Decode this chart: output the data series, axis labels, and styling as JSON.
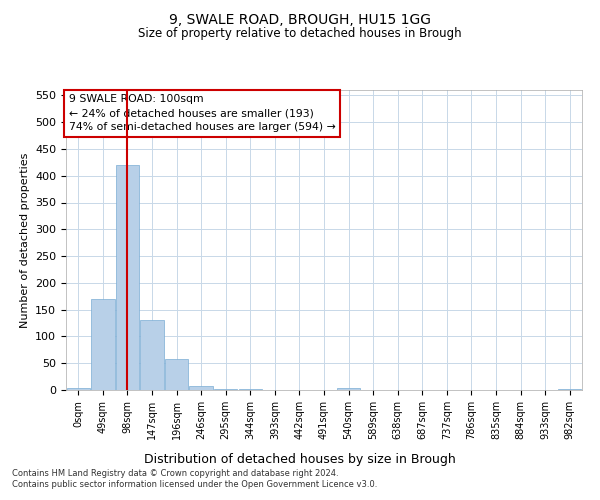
{
  "title1": "9, SWALE ROAD, BROUGH, HU15 1GG",
  "title2": "Size of property relative to detached houses in Brough",
  "xlabel": "Distribution of detached houses by size in Brough",
  "ylabel": "Number of detached properties",
  "footnote1": "Contains HM Land Registry data © Crown copyright and database right 2024.",
  "footnote2": "Contains public sector information licensed under the Open Government Licence v3.0.",
  "bin_labels": [
    "0sqm",
    "49sqm",
    "98sqm",
    "147sqm",
    "196sqm",
    "246sqm",
    "295sqm",
    "344sqm",
    "393sqm",
    "442sqm",
    "491sqm",
    "540sqm",
    "589sqm",
    "638sqm",
    "687sqm",
    "737sqm",
    "786sqm",
    "835sqm",
    "884sqm",
    "933sqm",
    "982sqm"
  ],
  "bar_values": [
    3,
    170,
    420,
    130,
    57,
    7,
    2,
    1,
    0,
    0,
    0,
    4,
    0,
    0,
    0,
    0,
    0,
    0,
    0,
    0,
    2
  ],
  "bar_color": "#b8d0e8",
  "bar_edge_color": "#7aadd4",
  "ylim": [
    0,
    560
  ],
  "yticks": [
    0,
    50,
    100,
    150,
    200,
    250,
    300,
    350,
    400,
    450,
    500,
    550
  ],
  "annotation_title": "9 SWALE ROAD: 100sqm",
  "annotation_line1": "← 24% of detached houses are smaller (193)",
  "annotation_line2": "74% of semi-detached houses are larger (594) →",
  "vline_color": "#cc0000",
  "vline_x": 2,
  "annotation_box_color": "#ffffff",
  "annotation_box_edge": "#cc0000",
  "bg_color": "#ffffff",
  "grid_color": "#c8d8e8"
}
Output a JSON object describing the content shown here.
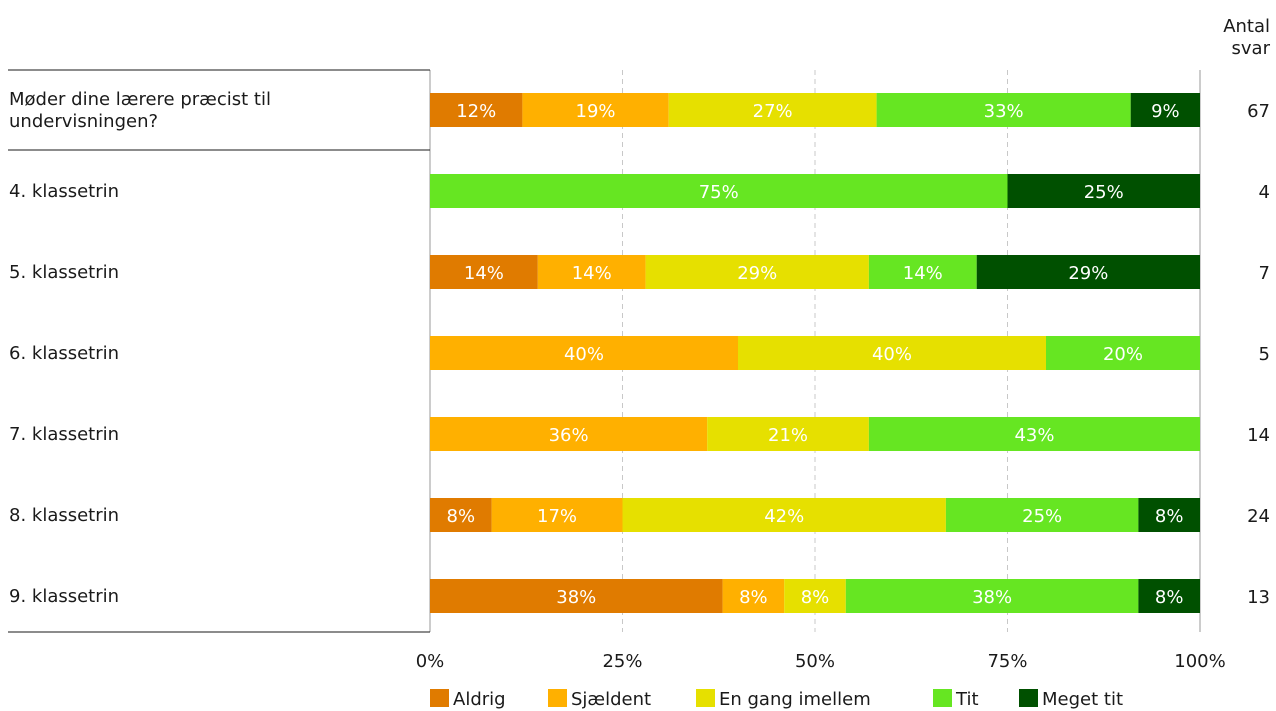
{
  "chart_data": {
    "type": "bar",
    "stacked": true,
    "orientation": "horizontal",
    "count_header": [
      "Antal",
      "svar"
    ],
    "categories": [
      "Møder dine lærere præcist til undervisningen?",
      "4. klassetrin",
      "5. klassetrin",
      "6. klassetrin",
      "7. klassetrin",
      "8. klassetrin",
      "9. klassetrin"
    ],
    "category_lines": [
      [
        "Møder dine lærere præcist til",
        "undervisningen?"
      ],
      [
        "4. klassetrin"
      ],
      [
        "5. klassetrin"
      ],
      [
        "6. klassetrin"
      ],
      [
        "7. klassetrin"
      ],
      [
        "8. klassetrin"
      ],
      [
        "9. klassetrin"
      ]
    ],
    "counts": [
      "67",
      "4",
      "7",
      "5",
      "14",
      "24",
      "13"
    ],
    "series": [
      {
        "name": "Aldrig",
        "color": "#e07b00",
        "values": [
          12,
          0,
          14,
          0,
          0,
          8,
          38
        ]
      },
      {
        "name": "Sjældent",
        "color": "#ffb000",
        "values": [
          19,
          0,
          14,
          40,
          36,
          17,
          8
        ]
      },
      {
        "name": "En gang imellem",
        "color": "#e6e000",
        "values": [
          27,
          0,
          29,
          40,
          21,
          42,
          8
        ]
      },
      {
        "name": "Tit",
        "color": "#66e622",
        "values": [
          33,
          75,
          14,
          20,
          43,
          25,
          38
        ]
      },
      {
        "name": "Meget tit",
        "color": "#005000",
        "values": [
          9,
          25,
          29,
          0,
          0,
          8,
          8
        ]
      }
    ],
    "xlim": [
      0,
      100
    ],
    "x_ticks": [
      "0%",
      "25%",
      "50%",
      "75%",
      "100%"
    ],
    "grid": true,
    "legend_position": "bottom"
  }
}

------------

Leave out the pictures and repeat everything else in the records exactly.

Decode this chart: output the data series, axis labels, and styling as JSON.
{
  "title1": "9, SWALE ROAD, BROUGH, HU15 1GG",
  "title2": "Size of property relative to detached houses in Brough",
  "xlabel": "Distribution of detached houses by size in Brough",
  "ylabel": "Number of detached properties",
  "footnote1": "Contains HM Land Registry data © Crown copyright and database right 2024.",
  "footnote2": "Contains public sector information licensed under the Open Government Licence v3.0.",
  "bin_labels": [
    "0sqm",
    "49sqm",
    "98sqm",
    "147sqm",
    "196sqm",
    "246sqm",
    "295sqm",
    "344sqm",
    "393sqm",
    "442sqm",
    "491sqm",
    "540sqm",
    "589sqm",
    "638sqm",
    "687sqm",
    "737sqm",
    "786sqm",
    "835sqm",
    "884sqm",
    "933sqm",
    "982sqm"
  ],
  "bar_values": [
    3,
    170,
    420,
    130,
    57,
    7,
    2,
    1,
    0,
    0,
    0,
    4,
    0,
    0,
    0,
    0,
    0,
    0,
    0,
    0,
    2
  ],
  "bar_color": "#b8d0e8",
  "bar_edge_color": "#7aadd4",
  "ylim": [
    0,
    560
  ],
  "yticks": [
    0,
    50,
    100,
    150,
    200,
    250,
    300,
    350,
    400,
    450,
    500,
    550
  ],
  "annotation_title": "9 SWALE ROAD: 100sqm",
  "annotation_line1": "← 24% of detached houses are smaller (193)",
  "annotation_line2": "74% of semi-detached houses are larger (594) →",
  "vline_color": "#cc0000",
  "vline_x": 2,
  "annotation_box_color": "#ffffff",
  "annotation_box_edge": "#cc0000",
  "bg_color": "#ffffff",
  "grid_color": "#c8d8e8"
}
Output a JSON object describing the content shown here.
{
  "chart_data": {
    "type": "bar",
    "stacked": true,
    "orientation": "horizontal",
    "count_header": [
      "Antal",
      "svar"
    ],
    "categories": [
      "Møder dine lærere præcist til undervisningen?",
      "4. klassetrin",
      "5. klassetrin",
      "6. klassetrin",
      "7. klassetrin",
      "8. klassetrin",
      "9. klassetrin"
    ],
    "category_lines": [
      [
        "Møder dine lærere præcist til",
        "undervisningen?"
      ],
      [
        "4. klassetrin"
      ],
      [
        "5. klassetrin"
      ],
      [
        "6. klassetrin"
      ],
      [
        "7. klassetrin"
      ],
      [
        "8. klassetrin"
      ],
      [
        "9. klassetrin"
      ]
    ],
    "counts": [
      "67",
      "4",
      "7",
      "5",
      "14",
      "24",
      "13"
    ],
    "series": [
      {
        "name": "Aldrig",
        "color": "#e07b00",
        "values": [
          12,
          0,
          14,
          0,
          0,
          8,
          38
        ]
      },
      {
        "name": "Sjældent",
        "color": "#ffb000",
        "values": [
          19,
          0,
          14,
          40,
          36,
          17,
          8
        ]
      },
      {
        "name": "En gang imellem",
        "color": "#e6e000",
        "values": [
          27,
          0,
          29,
          40,
          21,
          42,
          8
        ]
      },
      {
        "name": "Tit",
        "color": "#66e622",
        "values": [
          33,
          75,
          14,
          20,
          43,
          25,
          38
        ]
      },
      {
        "name": "Meget tit",
        "color": "#005000",
        "values": [
          9,
          25,
          29,
          0,
          0,
          8,
          8
        ]
      }
    ],
    "xlim": [
      0,
      100
    ],
    "x_ticks": [
      "0%",
      "25%",
      "50%",
      "75%",
      "100%"
    ],
    "grid": true,
    "legend_position": "bottom"
  }
}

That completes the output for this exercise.